* WHAT THE TASK REQUIRES *
Print out each record below, unaltered and complete, without its images.

* EXCERPTED RECORDS *
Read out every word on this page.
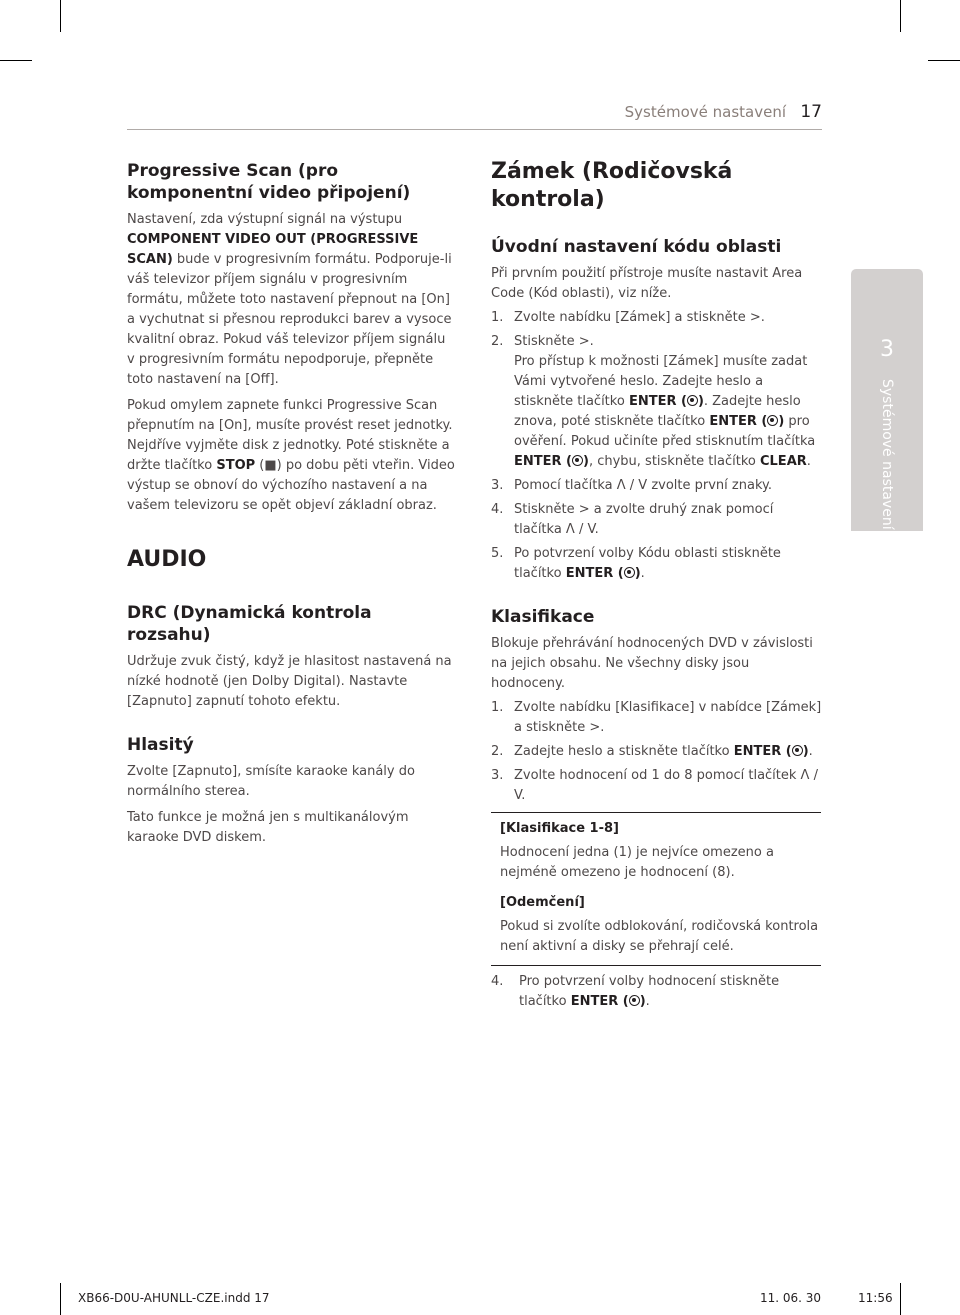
Systémové nastavení 17
Progressive Scan (pro komponentní video připojení)

Nastavení, zda výstupní signál na výstupu COMPONENT VIDEO OUT (PROGRESSIVE SCAN) bude v progresivním formátu. Podporuje-li váš televizor příjem signálu v progresivním formátu, můžete toto nastavení přepnout na [On] a vychutnat si přesnou reprodukci barev a vysoce kvalitní obraz. Pokud váš televizor příjem signálu v progresivním formátu nepodporuje, přepněte toto nastavení na [Off].

Pokud omylem zapnete funkci Progressive Scan přepnutím na [On], musíte provést reset jednotky. Nejdříve vyjměte disk z jednotky. Poté stiskněte a držte tlačítko STOP (■) po dobu pěti vteřin. Video výstup se obnoví do výchozího nastavení a na vašem televizoru se opět objeví základní obraz.

AUDIO
DRC (Dynamická kontrola rozsahu)

Udržuje zvuk čistý, když je hlasitost nastavená na nízké hodnotě (jen Dolby Digital). Nastavte [Zapnuto] zapnutí tohoto efektu.

Hlasitý

Zvolte [Zapnuto], smísíte karaoke kanály do normálního sterea.

Tato funkce je možná jen s multikanálovým karaoke DVD diskem.

Zámek (Rodičovská kontrola)
Úvodní nastavení kódu oblasti

Při prvním použití přístroje musíte nastavit Area Code (Kód oblasti), viz níže.

1. Zvolte nabídku [Zámek] a stiskněte >.
2. Stiskněte >.
Pro přístup k možnosti [Zámek] musíte zadat Vámi vytvořené heslo. Zadejte heslo a stiskněte tlačítko ENTER ( ). Zadejte heslo znova, poté stiskněte tlačítko ENTER ( ) pro ověření. Pokud učiníte před stisknutím tlačítka ENTER ( ), chybu, stiskněte tlačítko CLEAR.
3. Pomocí tlačítka Λ / V zvolte první znaky.
4. Stiskněte > a zvolte druhý znak pomocí tlačítka Λ / V.
5. Po potvrzení volby Kódu oblasti stiskněte tlačítko ENTER ( ).
Klasifikace

Blokuje přehrávání hodnocených DVD v závislosti na jejich obsahu. Ne všechny disky jsou hodnoceny.

1. Zvolte nabídku [Klasifikace] v nabídce [Zámek] a stiskněte >.
2. Zadejte heslo a stiskněte tlačítko ENTER ( ).
3. Zvolte hodnocení od 1 do 8 pomocí tlačítek Λ / V.

[Klasifikace 1-8]

Hodnocení jedna (1) je nejvíce omezeno a nejméně omezeno je hodnocení (8).

[Odemčení]

Pokud si zvolíte odblokování, rodičovská kontrola není aktivní a disky se přehrají celé.

4. Pro potvrzení volby hodnocení stiskněte tlačítko ENTER ( ).
3
Systémové nastavení
XB66-D0U-AHUNLL-CZE.indd 17	11. 06. 30	11:56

* FINISHED TASK *
Read out every word on this page.
Systémové nastavení 17
Progressive Scan (pro komponentní video připojení)

Nastavení, zda výstupní signál na výstupu COMPONENT VIDEO OUT (PROGRESSIVE SCAN) bude v progresivním formátu. Podporuje-li váš televizor příjem signálu v progresivním formátu, můžete toto nastavení přepnout na [On] a vychutnat si přesnou reprodukci barev a vysoce kvalitní obraz. Pokud váš televizor příjem signálu v progresivním formátu nepodporuje, přepněte toto nastavení na [Off].

Pokud omylem zapnete funkci Progressive Scan přepnutím na [On], musíte provést reset jednotky. Nejdříve vyjměte disk z jednotky. Poté stiskněte a držte tlačítko STOP (■) po dobu pěti vteřin. Video výstup se obnoví do výchozího nastavení a na vašem televizoru se opět objeví základní obraz.

AUDIO
DRC (Dynamická kontrola rozsahu)

Udržuje zvuk čistý, když je hlasitost nastavená na nízké hodnotě (jen Dolby Digital). Nastavte [Zapnuto] zapnutí tohoto efektu.

Hlasitý

Zvolte [Zapnuto], smísíte karaoke kanály do normálního sterea.

Tato funkce je možná jen s multikanálovým karaoke DVD diskem.

Zámek (Rodičovská kontrola)
Úvodní nastavení kódu oblasti

Při prvním použití přístroje musíte nastavit Area Code (Kód oblasti), viz níže.

1. Zvolte nabídku [Zámek] a stiskněte >.
2. Stiskněte >.
Pro přístup k možnosti [Zámek] musíte zadat Vámi vytvořené heslo. Zadejte heslo a stiskněte tlačítko ENTER ( ). Zadejte heslo znova, poté stiskněte tlačítko ENTER ( ) pro ověření. Pokud učiníte před stisknutím tlačítka ENTER ( ), chybu, stiskněte tlačítko CLEAR.
3. Pomocí tlačítka Λ / V zvolte první znaky.
4. Stiskněte > a zvolte druhý znak pomocí tlačítka Λ / V.
5. Po potvrzení volby Kódu oblasti stiskněte tlačítko ENTER ( ).
Klasifikace

Blokuje přehrávání hodnocených DVD v závislosti na jejich obsahu. Ne všechny disky jsou hodnoceny.

1. Zvolte nabídku [Klasifikace] v nabídce [Zámek] a stiskněte >.
2. Zadejte heslo a stiskněte tlačítko ENTER ( ).
3. Zvolte hodnocení od 1 do 8 pomocí tlačítek Λ / V.

[Klasifikace 1-8]

Hodnocení jedna (1) je nejvíce omezeno a nejméně omezeno je hodnocení (8).

[Odemčení]

Pokud si zvolíte odblokování, rodičovská kontrola není aktivní a disky se přehrají celé.

4. Pro potvrzení volby hodnocení stiskněte tlačítko ENTER ( ).
3
Systémové nastavení
XB66-D0U-AHUNLL-CZE.indd 17	11. 06. 30	11:56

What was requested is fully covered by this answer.